## YOUR TASK
Exact reproduction of the data is required, with images excluded.

## RECORD SET
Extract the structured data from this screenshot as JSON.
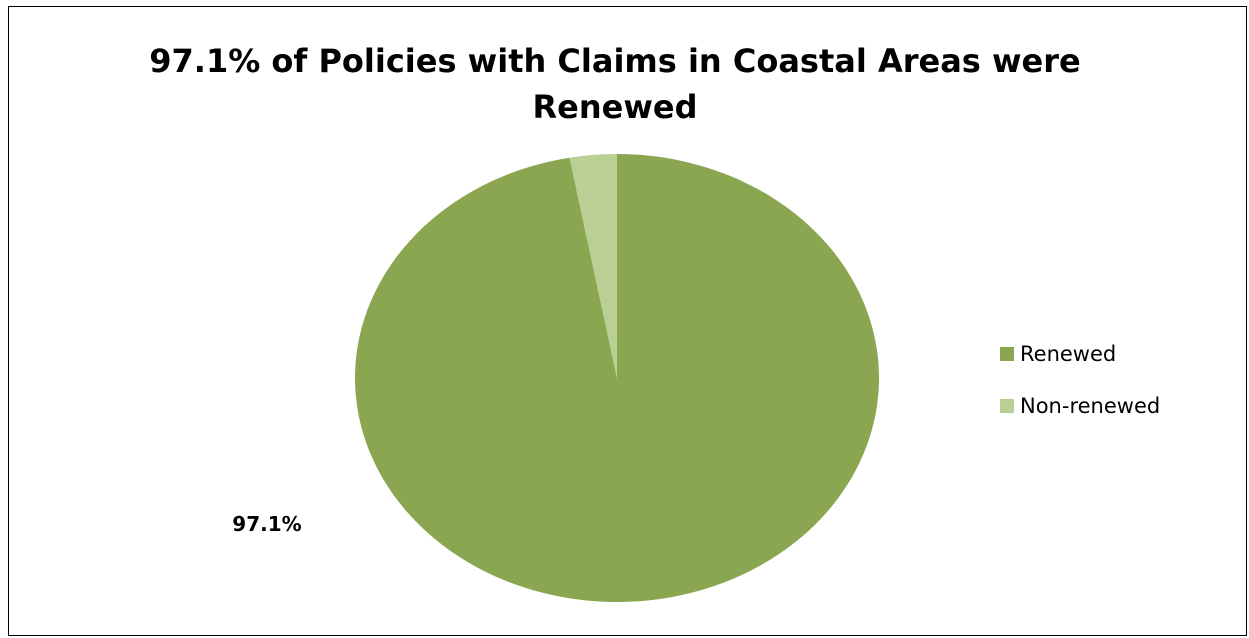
{
  "chart_data": {
    "type": "pie",
    "title_line1": "97.1% of Policies with Claims in Coastal Areas were",
    "title_line2": "Renewed",
    "categories": [
      "Renewed",
      "Non-renewed"
    ],
    "values": [
      97.1,
      2.9
    ],
    "colors": [
      "#8aa650",
      "#b9cf94"
    ],
    "data_labels": [
      "97.1%",
      ""
    ],
    "legend_position": "right"
  }
}
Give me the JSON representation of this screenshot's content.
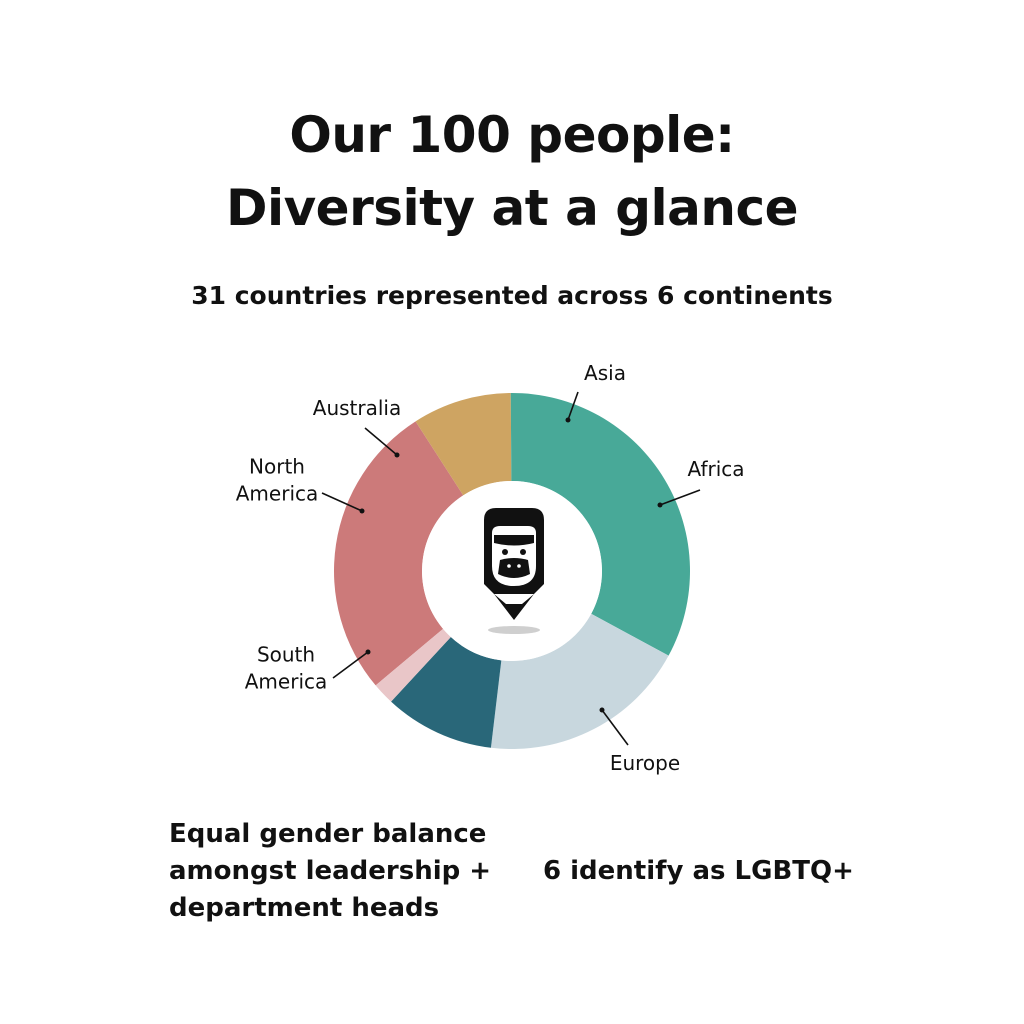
{
  "header": {
    "title_line1": "Our 100 people:",
    "title_line2": "Diversity at a glance",
    "subtitle": "31 countries represented across 6 continents"
  },
  "chart_data": {
    "type": "pie",
    "style": "donut",
    "title": "",
    "center_icon": "gorilla-pencil-logo-icon",
    "series": [
      {
        "name": "Asia",
        "label_lines": [
          "Asia"
        ],
        "value": 27,
        "color": "#cc7a7a"
      },
      {
        "name": "Africa",
        "label_lines": [
          "Africa"
        ],
        "value": 9,
        "color": "#cea462"
      },
      {
        "name": "Europe",
        "label_lines": [
          "Europe"
        ],
        "value": 33,
        "color": "#48a998"
      },
      {
        "name": "South America",
        "label_lines": [
          "South",
          "America"
        ],
        "value": 19,
        "color": "#c8d7de"
      },
      {
        "name": "North America",
        "label_lines": [
          "North",
          "America"
        ],
        "value": 10,
        "color": "#296779"
      },
      {
        "name": "Australia",
        "label_lines": [
          "Australia"
        ],
        "value": 2,
        "color": "#e9c6c8"
      }
    ]
  },
  "facts": {
    "gender_lines": [
      "Equal gender balance",
      "amongst leadership +",
      "department heads"
    ],
    "lgbtq": "6 identify as LGBTQ+"
  }
}
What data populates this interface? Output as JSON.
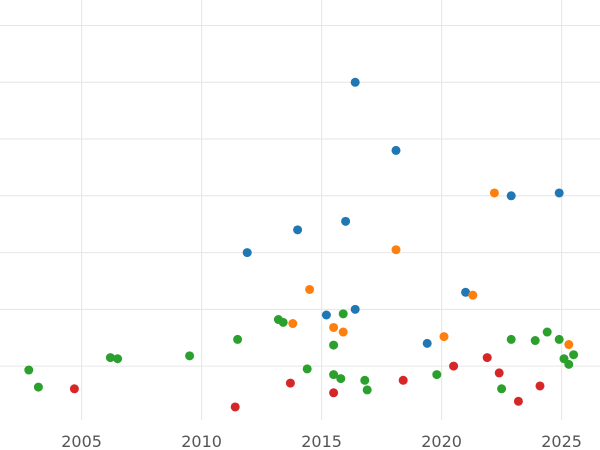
{
  "chart_data": {
    "type": "scatter",
    "title": "",
    "xlabel": "",
    "ylabel": "",
    "xlim": [
      2001.6,
      2026.6
    ],
    "ylim": [
      -0.95,
      6.45
    ],
    "grid": true,
    "x_ticks": [
      {
        "value": 2005,
        "label": "2005"
      },
      {
        "value": 2010,
        "label": "2010"
      },
      {
        "value": 2015,
        "label": "2015"
      },
      {
        "value": 2020,
        "label": "2020"
      },
      {
        "value": 2025,
        "label": "2025"
      }
    ],
    "y_grid": [
      0,
      1,
      2,
      3,
      4,
      5,
      6
    ],
    "series": [
      {
        "color": "#1f77b4",
        "points": [
          {
            "x": 2016.4,
            "y": 5.0
          },
          {
            "x": 2018.1,
            "y": 3.8
          },
          {
            "x": 2022.9,
            "y": 3.0
          },
          {
            "x": 2024.9,
            "y": 3.05
          },
          {
            "x": 2014.0,
            "y": 2.4
          },
          {
            "x": 2016.0,
            "y": 2.55
          },
          {
            "x": 2011.9,
            "y": 2.0
          },
          {
            "x": 2021.0,
            "y": 1.3
          },
          {
            "x": 2015.2,
            "y": 0.9
          },
          {
            "x": 2016.4,
            "y": 1.0
          },
          {
            "x": 2019.4,
            "y": 0.4
          }
        ]
      },
      {
        "color": "#ff7f0e",
        "points": [
          {
            "x": 2022.2,
            "y": 3.05
          },
          {
            "x": 2018.1,
            "y": 2.05
          },
          {
            "x": 2014.5,
            "y": 1.35
          },
          {
            "x": 2021.3,
            "y": 1.25
          },
          {
            "x": 2013.8,
            "y": 0.75
          },
          {
            "x": 2015.5,
            "y": 0.68
          },
          {
            "x": 2015.9,
            "y": 0.6
          },
          {
            "x": 2020.1,
            "y": 0.52
          },
          {
            "x": 2025.3,
            "y": 0.38
          }
        ]
      },
      {
        "color": "#2ca02c",
        "points": [
          {
            "x": 2002.8,
            "y": -0.07
          },
          {
            "x": 2003.2,
            "y": -0.37
          },
          {
            "x": 2006.2,
            "y": 0.15
          },
          {
            "x": 2006.5,
            "y": 0.13
          },
          {
            "x": 2009.5,
            "y": 0.18
          },
          {
            "x": 2011.5,
            "y": 0.47
          },
          {
            "x": 2013.2,
            "y": 0.82
          },
          {
            "x": 2013.4,
            "y": 0.77
          },
          {
            "x": 2015.9,
            "y": 0.92
          },
          {
            "x": 2015.5,
            "y": 0.37
          },
          {
            "x": 2014.4,
            "y": -0.05
          },
          {
            "x": 2015.5,
            "y": -0.15
          },
          {
            "x": 2015.8,
            "y": -0.22
          },
          {
            "x": 2016.8,
            "y": -0.25
          },
          {
            "x": 2016.9,
            "y": -0.42
          },
          {
            "x": 2019.8,
            "y": -0.15
          },
          {
            "x": 2022.9,
            "y": 0.47
          },
          {
            "x": 2022.5,
            "y": -0.4
          },
          {
            "x": 2023.9,
            "y": 0.45
          },
          {
            "x": 2024.4,
            "y": 0.6
          },
          {
            "x": 2024.9,
            "y": 0.47
          },
          {
            "x": 2025.1,
            "y": 0.13
          },
          {
            "x": 2025.3,
            "y": 0.03
          },
          {
            "x": 2025.5,
            "y": 0.2
          }
        ]
      },
      {
        "color": "#d62728",
        "points": [
          {
            "x": 2004.7,
            "y": -0.4
          },
          {
            "x": 2011.4,
            "y": -0.72
          },
          {
            "x": 2013.7,
            "y": -0.3
          },
          {
            "x": 2015.5,
            "y": -0.47
          },
          {
            "x": 2018.4,
            "y": -0.25
          },
          {
            "x": 2020.5,
            "y": 0.0
          },
          {
            "x": 2021.9,
            "y": 0.15
          },
          {
            "x": 2022.4,
            "y": -0.12
          },
          {
            "x": 2023.2,
            "y": -0.62
          },
          {
            "x": 2024.1,
            "y": -0.35
          }
        ]
      }
    ]
  }
}
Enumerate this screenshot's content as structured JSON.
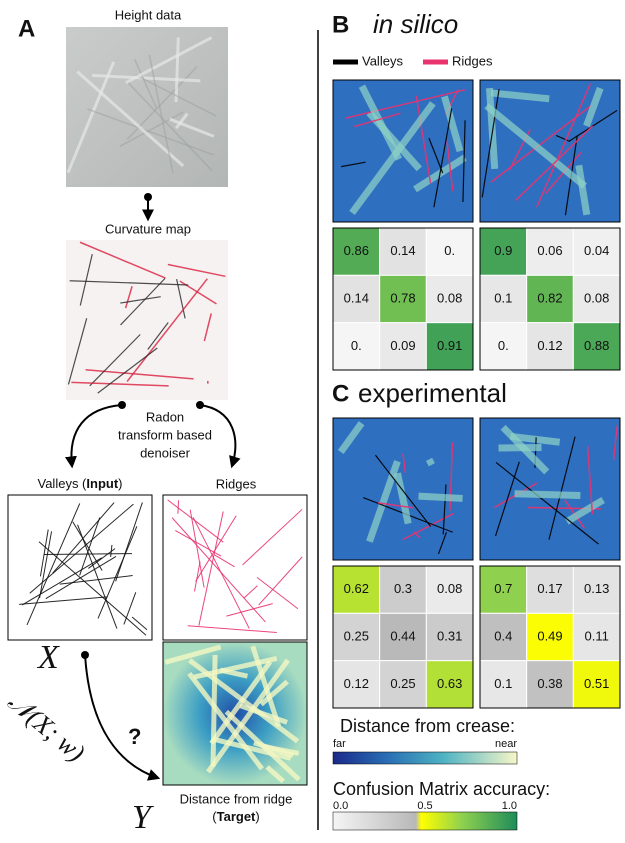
{
  "panel_a": {
    "label": "A",
    "height_title": "Height data",
    "curvature_title": "Curvature map",
    "denoiser": [
      "Radon",
      "transform based",
      "denoiser"
    ],
    "valleys_title": [
      "Valleys (",
      "Input",
      ")"
    ],
    "ridges_title": "Ridges",
    "x_symbol": "X",
    "y_symbol": "Y",
    "model": "𝒩(X; w)",
    "question": "?",
    "target_title": "Distance from ridge",
    "target_parts": [
      "(",
      "Target",
      ")"
    ]
  },
  "panel_b": {
    "label": "B",
    "title": "in silico",
    "legend": [
      "Valleys",
      "Ridges"
    ],
    "matrices": [
      [
        [
          "0.86",
          "0.14",
          "0."
        ],
        [
          "0.14",
          "0.78",
          "0.08"
        ],
        [
          "0.",
          "0.09",
          "0.91"
        ]
      ],
      [
        [
          "0.9",
          "0.06",
          "0.04"
        ],
        [
          "0.1",
          "0.82",
          "0.08"
        ],
        [
          "0.",
          "0.12",
          "0.88"
        ]
      ]
    ]
  },
  "panel_c": {
    "label": "C",
    "title": "experimental",
    "matrices": [
      [
        [
          "0.62",
          "0.3",
          "0.08"
        ],
        [
          "0.25",
          "0.44",
          "0.31"
        ],
        [
          "0.12",
          "0.25",
          "0.63"
        ]
      ],
      [
        [
          "0.7",
          "0.17",
          "0.13"
        ],
        [
          "0.4",
          "0.49",
          "0.11"
        ],
        [
          "0.1",
          "0.38",
          "0.51"
        ]
      ]
    ]
  },
  "distance_colorbar": {
    "title": "Distance from crease:",
    "low": "far",
    "high": "near"
  },
  "accuracy_colorbar": {
    "title": "Confusion Matrix accuracy:",
    "ticks": [
      "0.0",
      "0.5",
      "1.0"
    ]
  }
}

## RESPONSE FOR THIS EXERCISE
Extract the structured data from this screenshot as JSON.
{
  "chart_data": {
    "type": "pie",
    "title_line1": "97.1% of Policies with Claims in Coastal Areas were",
    "title_line2": "Renewed",
    "categories": [
      "Renewed",
      "Non-renewed"
    ],
    "values": [
      97.1,
      2.9
    ],
    "colors": [
      "#8aa650",
      "#b9cf94"
    ],
    "data_labels": [
      "97.1%",
      ""
    ],
    "legend_position": "right"
  }
}
Give me the JSON representation of this screenshot's content.
{
  "header": {
    "title_line1": "Our 100 people:",
    "title_line2": "Diversity at a glance",
    "subtitle": "31 countries represented across 6 continents"
  },
  "chart_data": {
    "type": "pie",
    "style": "donut",
    "title": "",
    "center_icon": "gorilla-pencil-logo-icon",
    "series": [
      {
        "name": "Asia",
        "label_lines": [
          "Asia"
        ],
        "value": 27,
        "color": "#cc7a7a"
      },
      {
        "name": "Africa",
        "label_lines": [
          "Africa"
        ],
        "value": 9,
        "color": "#cea462"
      },
      {
        "name": "Europe",
        "label_lines": [
          "Europe"
        ],
        "value": 33,
        "color": "#48a998"
      },
      {
        "name": "South America",
        "label_lines": [
          "South",
          "America"
        ],
        "value": 19,
        "color": "#c8d7de"
      },
      {
        "name": "North America",
        "label_lines": [
          "North",
          "America"
        ],
        "value": 10,
        "color": "#296779"
      },
      {
        "name": "Australia",
        "label_lines": [
          "Australia"
        ],
        "value": 2,
        "color": "#e9c6c8"
      }
    ]
  },
  "facts": {
    "gender_lines": [
      "Equal gender balance",
      "amongst leadership +",
      "department heads"
    ],
    "lgbtq": "6 identify as LGBTQ+"
  }
}
What data populates this interface? Output as JSON.
{
  "chart_data": {
    "type": "scatter",
    "title": "",
    "xlabel": "",
    "ylabel": "",
    "xlim": [
      2001.6,
      2026.6
    ],
    "ylim": [
      -0.95,
      6.45
    ],
    "grid": true,
    "x_ticks": [
      {
        "value": 2005,
        "label": "2005"
      },
      {
        "value": 2010,
        "label": "2010"
      },
      {
        "value": 2015,
        "label": "2015"
      },
      {
        "value": 2020,
        "label": "2020"
      },
      {
        "value": 2025,
        "label": "2025"
      }
    ],
    "y_grid": [
      0,
      1,
      2,
      3,
      4,
      5,
      6
    ],
    "series": [
      {
        "color": "#1f77b4",
        "points": [
          {
            "x": 2016.4,
            "y": 5.0
          },
          {
            "x": 2018.1,
            "y": 3.8
          },
          {
            "x": 2022.9,
            "y": 3.0
          },
          {
            "x": 2024.9,
            "y": 3.05
          },
          {
            "x": 2014.0,
            "y": 2.4
          },
          {
            "x": 2016.0,
            "y": 2.55
          },
          {
            "x": 2011.9,
            "y": 2.0
          },
          {
            "x": 2021.0,
            "y": 1.3
          },
          {
            "x": 2015.2,
            "y": 0.9
          },
          {
            "x": 2016.4,
            "y": 1.0
          },
          {
            "x": 2019.4,
            "y": 0.4
          }
        ]
      },
      {
        "color": "#ff7f0e",
        "points": [
          {
            "x": 2022.2,
            "y": 3.05
          },
          {
            "x": 2018.1,
            "y": 2.05
          },
          {
            "x": 2014.5,
            "y": 1.35
          },
          {
            "x": 2021.3,
            "y": 1.25
          },
          {
            "x": 2013.8,
            "y": 0.75
          },
          {
            "x": 2015.5,
            "y": 0.68
          },
          {
            "x": 2015.9,
            "y": 0.6
          },
          {
            "x": 2020.1,
            "y": 0.52
          },
          {
            "x": 2025.3,
            "y": 0.38
          }
        ]
      },
      {
        "color": "#2ca02c",
        "points": [
          {
            "x": 2002.8,
            "y": -0.07
          },
          {
            "x": 2003.2,
            "y": -0.37
          },
          {
            "x": 2006.2,
            "y": 0.15
          },
          {
            "x": 2006.5,
            "y": 0.13
          },
          {
            "x": 2009.5,
            "y": 0.18
          },
          {
            "x": 2011.5,
            "y": 0.47
          },
          {
            "x": 2013.2,
            "y": 0.82
          },
          {
            "x": 2013.4,
            "y": 0.77
          },
          {
            "x": 2015.9,
            "y": 0.92
          },
          {
            "x": 2015.5,
            "y": 0.37
          },
          {
            "x": 2014.4,
            "y": -0.05
          },
          {
            "x": 2015.5,
            "y": -0.15
          },
          {
            "x": 2015.8,
            "y": -0.22
          },
          {
            "x": 2016.8,
            "y": -0.25
          },
          {
            "x": 2016.9,
            "y": -0.42
          },
          {
            "x": 2019.8,
            "y": -0.15
          },
          {
            "x": 2022.9,
            "y": 0.47
          },
          {
            "x": 2022.5,
            "y": -0.4
          },
          {
            "x": 2023.9,
            "y": 0.45
          },
          {
            "x": 2024.4,
            "y": 0.6
          },
          {
            "x": 2024.9,
            "y": 0.47
          },
          {
            "x": 2025.1,
            "y": 0.13
          },
          {
            "x": 2025.3,
            "y": 0.03
          },
          {
            "x": 2025.5,
            "y": 0.2
          }
        ]
      },
      {
        "color": "#d62728",
        "points": [
          {
            "x": 2004.7,
            "y": -0.4
          },
          {
            "x": 2011.4,
            "y": -0.72
          },
          {
            "x": 2013.7,
            "y": -0.3
          },
          {
            "x": 2015.5,
            "y": -0.47
          },
          {
            "x": 2018.4,
            "y": -0.25
          },
          {
            "x": 2020.5,
            "y": 0.0
          },
          {
            "x": 2021.9,
            "y": 0.15
          },
          {
            "x": 2022.4,
            "y": -0.12
          },
          {
            "x": 2023.2,
            "y": -0.62
          },
          {
            "x": 2024.1,
            "y": -0.35
          }
        ]
      }
    ]
  }
}
Enumerate this screenshot's content as structured JSON.
{
  "panel_a": {
    "label": "A",
    "height_title": "Height data",
    "curvature_title": "Curvature map",
    "denoiser": [
      "Radon",
      "transform based",
      "denoiser"
    ],
    "valleys_title": [
      "Valleys (",
      "Input",
      ")"
    ],
    "ridges_title": "Ridges",
    "x_symbol": "X",
    "y_symbol": "Y",
    "model": "𝒩(X; w)",
    "question": "?",
    "target_title": "Distance from ridge",
    "target_parts": [
      "(",
      "Target",
      ")"
    ]
  },
  "panel_b": {
    "label": "B",
    "title": "in silico",
    "legend": [
      "Valleys",
      "Ridges"
    ],
    "matrices": [
      [
        [
          "0.86",
          "0.14",
          "0."
        ],
        [
          "0.14",
          "0.78",
          "0.08"
        ],
        [
          "0.",
          "0.09",
          "0.91"
        ]
      ],
      [
        [
          "0.9",
          "0.06",
          "0.04"
        ],
        [
          "0.1",
          "0.82",
          "0.08"
        ],
        [
          "0.",
          "0.12",
          "0.88"
        ]
      ]
    ]
  },
  "panel_c": {
    "label": "C",
    "title": "experimental",
    "matrices": [
      [
        [
          "0.62",
          "0.3",
          "0.08"
        ],
        [
          "0.25",
          "0.44",
          "0.31"
        ],
        [
          "0.12",
          "0.25",
          "0.63"
        ]
      ],
      [
        [
          "0.7",
          "0.17",
          "0.13"
        ],
        [
          "0.4",
          "0.49",
          "0.11"
        ],
        [
          "0.1",
          "0.38",
          "0.51"
        ]
      ]
    ]
  },
  "distance_colorbar": {
    "title": "Distance from crease:",
    "low": "far",
    "high": "near"
  },
  "accuracy_colorbar": {
    "title": "Confusion Matrix accuracy:",
    "ticks": [
      "0.0",
      "0.5",
      "1.0"
    ]
  }
}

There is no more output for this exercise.